## Start Entries shown

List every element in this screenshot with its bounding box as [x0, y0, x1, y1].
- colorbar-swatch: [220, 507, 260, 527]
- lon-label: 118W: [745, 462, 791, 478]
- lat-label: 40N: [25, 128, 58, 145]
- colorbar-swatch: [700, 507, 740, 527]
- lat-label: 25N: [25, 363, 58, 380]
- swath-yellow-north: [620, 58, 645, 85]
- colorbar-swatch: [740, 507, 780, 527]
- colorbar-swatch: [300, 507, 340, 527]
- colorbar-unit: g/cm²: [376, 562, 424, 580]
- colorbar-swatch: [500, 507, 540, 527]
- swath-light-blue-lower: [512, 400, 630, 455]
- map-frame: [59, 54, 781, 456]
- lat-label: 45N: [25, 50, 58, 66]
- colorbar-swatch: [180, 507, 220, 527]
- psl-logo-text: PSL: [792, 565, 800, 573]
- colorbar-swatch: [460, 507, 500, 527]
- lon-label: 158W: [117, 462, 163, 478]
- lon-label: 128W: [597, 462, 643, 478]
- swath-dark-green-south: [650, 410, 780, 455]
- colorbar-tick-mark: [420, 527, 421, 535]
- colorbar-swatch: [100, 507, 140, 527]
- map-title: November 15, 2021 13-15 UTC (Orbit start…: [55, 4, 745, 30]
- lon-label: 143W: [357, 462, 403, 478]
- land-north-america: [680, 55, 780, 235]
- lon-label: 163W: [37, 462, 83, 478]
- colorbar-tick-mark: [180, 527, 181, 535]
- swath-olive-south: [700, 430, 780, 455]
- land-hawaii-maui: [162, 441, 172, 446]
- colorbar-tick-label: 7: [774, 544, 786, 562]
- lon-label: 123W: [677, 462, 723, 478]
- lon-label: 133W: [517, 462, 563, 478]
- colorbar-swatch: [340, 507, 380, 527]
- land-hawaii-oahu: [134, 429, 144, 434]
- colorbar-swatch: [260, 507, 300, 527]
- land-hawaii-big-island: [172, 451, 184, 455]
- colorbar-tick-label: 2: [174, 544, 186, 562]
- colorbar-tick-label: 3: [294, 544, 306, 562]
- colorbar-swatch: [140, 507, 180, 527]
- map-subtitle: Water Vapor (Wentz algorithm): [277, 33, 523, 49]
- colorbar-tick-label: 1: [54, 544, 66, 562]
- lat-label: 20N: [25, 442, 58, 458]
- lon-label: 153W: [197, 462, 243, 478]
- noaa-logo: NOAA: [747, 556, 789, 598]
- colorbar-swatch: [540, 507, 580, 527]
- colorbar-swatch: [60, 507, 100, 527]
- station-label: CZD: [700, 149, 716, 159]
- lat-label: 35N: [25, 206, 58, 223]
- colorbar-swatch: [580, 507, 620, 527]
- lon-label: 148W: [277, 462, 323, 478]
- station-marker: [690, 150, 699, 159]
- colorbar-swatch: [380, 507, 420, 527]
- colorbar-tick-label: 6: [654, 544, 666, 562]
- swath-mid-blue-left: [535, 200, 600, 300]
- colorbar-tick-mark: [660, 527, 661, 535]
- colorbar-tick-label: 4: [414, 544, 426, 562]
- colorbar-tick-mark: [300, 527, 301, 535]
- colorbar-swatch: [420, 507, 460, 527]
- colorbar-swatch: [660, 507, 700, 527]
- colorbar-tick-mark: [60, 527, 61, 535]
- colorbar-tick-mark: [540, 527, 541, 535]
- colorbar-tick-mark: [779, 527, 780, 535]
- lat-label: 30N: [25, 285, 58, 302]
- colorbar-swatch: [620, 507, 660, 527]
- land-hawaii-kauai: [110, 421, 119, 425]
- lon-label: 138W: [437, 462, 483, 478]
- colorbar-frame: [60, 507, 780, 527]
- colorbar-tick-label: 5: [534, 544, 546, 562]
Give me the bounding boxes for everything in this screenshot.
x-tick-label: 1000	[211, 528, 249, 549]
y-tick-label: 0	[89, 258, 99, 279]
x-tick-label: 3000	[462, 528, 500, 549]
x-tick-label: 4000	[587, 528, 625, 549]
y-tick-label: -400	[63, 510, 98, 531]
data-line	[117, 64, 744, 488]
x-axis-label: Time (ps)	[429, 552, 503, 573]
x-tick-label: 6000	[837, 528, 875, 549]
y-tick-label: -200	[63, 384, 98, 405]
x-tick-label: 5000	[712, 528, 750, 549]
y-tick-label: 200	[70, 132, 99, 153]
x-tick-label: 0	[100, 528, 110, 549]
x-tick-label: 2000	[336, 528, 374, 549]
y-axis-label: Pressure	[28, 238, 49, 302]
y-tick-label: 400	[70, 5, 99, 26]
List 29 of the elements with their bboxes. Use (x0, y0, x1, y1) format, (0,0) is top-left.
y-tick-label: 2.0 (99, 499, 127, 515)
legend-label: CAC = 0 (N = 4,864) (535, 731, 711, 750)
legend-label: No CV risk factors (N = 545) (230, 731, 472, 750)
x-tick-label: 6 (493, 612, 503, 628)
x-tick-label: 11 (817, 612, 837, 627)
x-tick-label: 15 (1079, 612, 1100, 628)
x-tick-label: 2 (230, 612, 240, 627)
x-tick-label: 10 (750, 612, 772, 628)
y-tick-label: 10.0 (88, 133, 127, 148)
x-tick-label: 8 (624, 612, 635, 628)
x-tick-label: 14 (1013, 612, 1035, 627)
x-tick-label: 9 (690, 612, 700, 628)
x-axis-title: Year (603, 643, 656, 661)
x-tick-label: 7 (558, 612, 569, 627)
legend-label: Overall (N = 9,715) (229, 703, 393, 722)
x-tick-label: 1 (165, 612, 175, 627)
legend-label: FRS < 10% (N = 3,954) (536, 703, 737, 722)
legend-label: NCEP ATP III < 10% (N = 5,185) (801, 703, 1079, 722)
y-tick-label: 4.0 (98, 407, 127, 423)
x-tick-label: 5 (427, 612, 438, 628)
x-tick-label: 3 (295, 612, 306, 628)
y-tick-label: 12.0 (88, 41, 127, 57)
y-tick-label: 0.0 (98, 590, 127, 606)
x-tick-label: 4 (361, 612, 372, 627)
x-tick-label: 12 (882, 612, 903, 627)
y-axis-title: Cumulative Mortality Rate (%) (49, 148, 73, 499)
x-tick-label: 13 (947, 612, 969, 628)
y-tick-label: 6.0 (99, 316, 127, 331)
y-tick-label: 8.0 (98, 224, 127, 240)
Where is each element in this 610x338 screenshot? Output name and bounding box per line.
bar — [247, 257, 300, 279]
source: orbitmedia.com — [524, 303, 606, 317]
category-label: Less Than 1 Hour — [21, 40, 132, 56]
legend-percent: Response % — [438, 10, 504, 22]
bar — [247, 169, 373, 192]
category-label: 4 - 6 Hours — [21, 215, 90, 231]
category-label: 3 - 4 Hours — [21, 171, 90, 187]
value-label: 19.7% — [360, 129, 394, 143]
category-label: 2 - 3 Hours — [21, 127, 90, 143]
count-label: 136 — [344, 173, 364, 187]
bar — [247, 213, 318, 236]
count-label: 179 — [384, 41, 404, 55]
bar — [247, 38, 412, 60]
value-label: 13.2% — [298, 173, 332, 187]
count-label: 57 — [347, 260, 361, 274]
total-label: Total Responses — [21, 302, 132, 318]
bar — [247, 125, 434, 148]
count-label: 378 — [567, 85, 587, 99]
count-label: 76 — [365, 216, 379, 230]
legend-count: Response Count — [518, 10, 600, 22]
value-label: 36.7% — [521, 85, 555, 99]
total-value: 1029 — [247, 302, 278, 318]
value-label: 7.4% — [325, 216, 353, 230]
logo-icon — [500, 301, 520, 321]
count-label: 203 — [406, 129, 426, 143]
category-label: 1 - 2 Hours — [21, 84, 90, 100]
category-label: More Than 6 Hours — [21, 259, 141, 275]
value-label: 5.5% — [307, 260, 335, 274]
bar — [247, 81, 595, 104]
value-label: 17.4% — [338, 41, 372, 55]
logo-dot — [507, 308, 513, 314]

## End Entries shown

Exercise directions: Could you print every line from the start of the records down to the line that contains "- colorbar-swatch: [180, 507, 220, 527]", both ends included, exactly as they appear?

Result of this task:
List every element in this screenshot with its bounding box as [x0, y0, x1, y1].
- colorbar-swatch: [220, 507, 260, 527]
- lon-label: 118W: [745, 462, 791, 478]
- lat-label: 40N: [25, 128, 58, 145]
- colorbar-swatch: [700, 507, 740, 527]
- lat-label: 25N: [25, 363, 58, 380]
- swath-yellow-north: [620, 58, 645, 85]
- colorbar-swatch: [740, 507, 780, 527]
- colorbar-swatch: [300, 507, 340, 527]
- colorbar-unit: g/cm²: [376, 562, 424, 580]
- colorbar-swatch: [500, 507, 540, 527]
- swath-light-blue-lower: [512, 400, 630, 455]
- map-frame: [59, 54, 781, 456]
- lat-label: 45N: [25, 50, 58, 66]
- colorbar-swatch: [180, 507, 220, 527]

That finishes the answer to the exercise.